* **GIVEN TEXT**

__________________________________________________

Metadata-Version: 2.4
Name: datascreeniq
Version: 1.0.1
Summary: Real-time data quality screening API — PASS / WARN / BLOCK in under 10ms
Home-page: https://datascreeniq.com
Author: DataScreenIQ
Author-email: app@datascreeniq.com
License: MIT
Project-URL: Homepage, https://datascreeniq.com
Project-URL: Documentation, https://datascreeniq.com/docs
Project-URL: Source, https://github.com/datascreeniq/datascreeniq-python
Requires-Python: >=3.8
Description-Content-Type: text/markdown
Requires-Dist: requests>=2.28.0
Provides-Extra: pandas
Requires-Dist: pandas>=1.3.0; extra == "pandas"
Provides-Extra: excel
Requires-Dist: openpyxl>=3.0.0; extra == "excel"
Provides-Extra: all
Requires-Dist: pandas>=1.3.0; extra == "all"
Requires-Dist: openpyxl>=3.0.0; extra == "all"

__________________________________________________

* **SHORT PROBLEM 1**
Name every optional extra that the package metadata says it provides.
The package details and the rows that follow come from separate, unrelated sources.

Stored rows

__________________________________________________

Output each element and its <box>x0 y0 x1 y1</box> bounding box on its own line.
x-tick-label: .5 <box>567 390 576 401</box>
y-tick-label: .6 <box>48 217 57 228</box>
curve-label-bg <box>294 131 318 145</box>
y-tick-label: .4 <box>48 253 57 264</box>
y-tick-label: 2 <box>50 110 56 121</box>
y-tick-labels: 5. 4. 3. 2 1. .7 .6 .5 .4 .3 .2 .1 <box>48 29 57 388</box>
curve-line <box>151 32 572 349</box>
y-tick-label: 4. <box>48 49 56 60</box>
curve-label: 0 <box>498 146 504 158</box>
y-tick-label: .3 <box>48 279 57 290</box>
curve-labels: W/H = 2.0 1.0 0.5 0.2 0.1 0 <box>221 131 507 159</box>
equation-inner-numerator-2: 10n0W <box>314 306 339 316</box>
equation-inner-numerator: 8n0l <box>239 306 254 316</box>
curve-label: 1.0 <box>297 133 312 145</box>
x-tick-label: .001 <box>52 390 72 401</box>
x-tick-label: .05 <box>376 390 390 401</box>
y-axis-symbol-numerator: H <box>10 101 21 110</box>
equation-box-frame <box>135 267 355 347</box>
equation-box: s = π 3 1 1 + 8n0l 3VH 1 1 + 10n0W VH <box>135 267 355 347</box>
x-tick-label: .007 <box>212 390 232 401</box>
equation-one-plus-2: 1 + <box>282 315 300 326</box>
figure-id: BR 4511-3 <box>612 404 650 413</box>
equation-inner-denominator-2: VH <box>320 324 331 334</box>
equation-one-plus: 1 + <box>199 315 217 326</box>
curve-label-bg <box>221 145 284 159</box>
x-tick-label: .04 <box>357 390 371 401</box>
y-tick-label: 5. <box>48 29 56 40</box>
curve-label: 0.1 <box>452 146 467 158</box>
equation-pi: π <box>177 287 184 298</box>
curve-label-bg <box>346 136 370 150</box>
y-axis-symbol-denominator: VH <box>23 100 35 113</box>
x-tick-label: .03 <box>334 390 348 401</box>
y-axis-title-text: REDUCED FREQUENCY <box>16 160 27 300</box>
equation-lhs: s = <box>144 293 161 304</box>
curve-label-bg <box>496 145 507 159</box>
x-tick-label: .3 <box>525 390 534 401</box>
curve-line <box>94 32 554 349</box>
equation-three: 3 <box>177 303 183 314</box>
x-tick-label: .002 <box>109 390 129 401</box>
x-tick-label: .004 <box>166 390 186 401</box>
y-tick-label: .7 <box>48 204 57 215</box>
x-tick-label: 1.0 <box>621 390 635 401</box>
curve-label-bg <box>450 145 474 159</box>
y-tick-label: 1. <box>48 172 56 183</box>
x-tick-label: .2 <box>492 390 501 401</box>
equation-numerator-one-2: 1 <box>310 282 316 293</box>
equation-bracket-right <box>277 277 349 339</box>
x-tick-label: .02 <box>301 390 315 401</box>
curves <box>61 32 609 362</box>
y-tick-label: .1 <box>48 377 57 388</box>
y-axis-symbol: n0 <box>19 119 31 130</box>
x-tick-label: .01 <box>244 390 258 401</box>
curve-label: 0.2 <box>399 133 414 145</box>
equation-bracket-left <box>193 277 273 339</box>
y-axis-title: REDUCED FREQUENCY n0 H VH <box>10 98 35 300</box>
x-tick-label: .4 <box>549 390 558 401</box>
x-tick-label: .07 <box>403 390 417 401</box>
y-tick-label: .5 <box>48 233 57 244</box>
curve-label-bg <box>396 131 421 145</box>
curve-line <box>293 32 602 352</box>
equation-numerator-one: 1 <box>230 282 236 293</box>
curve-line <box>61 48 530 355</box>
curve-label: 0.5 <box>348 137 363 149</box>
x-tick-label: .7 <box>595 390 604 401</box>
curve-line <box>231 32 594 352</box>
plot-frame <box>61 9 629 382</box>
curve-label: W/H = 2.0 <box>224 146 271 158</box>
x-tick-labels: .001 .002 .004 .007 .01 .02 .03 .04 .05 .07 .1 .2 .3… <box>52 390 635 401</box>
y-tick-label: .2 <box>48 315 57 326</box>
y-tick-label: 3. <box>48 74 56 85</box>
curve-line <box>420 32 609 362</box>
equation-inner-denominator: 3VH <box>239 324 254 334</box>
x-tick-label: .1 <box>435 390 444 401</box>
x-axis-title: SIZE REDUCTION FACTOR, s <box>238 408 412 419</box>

__________________________________________________

* **SHORT PROBLEM 2**
In the stored rows, swap "curve-line" for "plot-line" and write out again everything from the first row down to the row containing "y-tick-label: 4. <box>48 49 56 60</box>", leaving all else the same.

* **FULL SOLUTION 1**
pandas, excel, all

* **FULL SOLUTION 2**
Output each element and its <box>x0 y0 x1 y1</box> bounding box on its own line.
x-tick-label: .5 <box>567 390 576 401</box>
y-tick-label: .6 <box>48 217 57 228</box>
curve-label-bg <box>294 131 318 145</box>
y-tick-label: .4 <box>48 253 57 264</box>
y-tick-label: 2 <box>50 110 56 121</box>
y-tick-labels: 5. 4. 3. 2 1. .7 .6 .5 .4 .3 .2 .1 <box>48 29 57 388</box>
plot-line <box>151 32 572 349</box>
y-tick-label: 4. <box>48 49 56 60</box>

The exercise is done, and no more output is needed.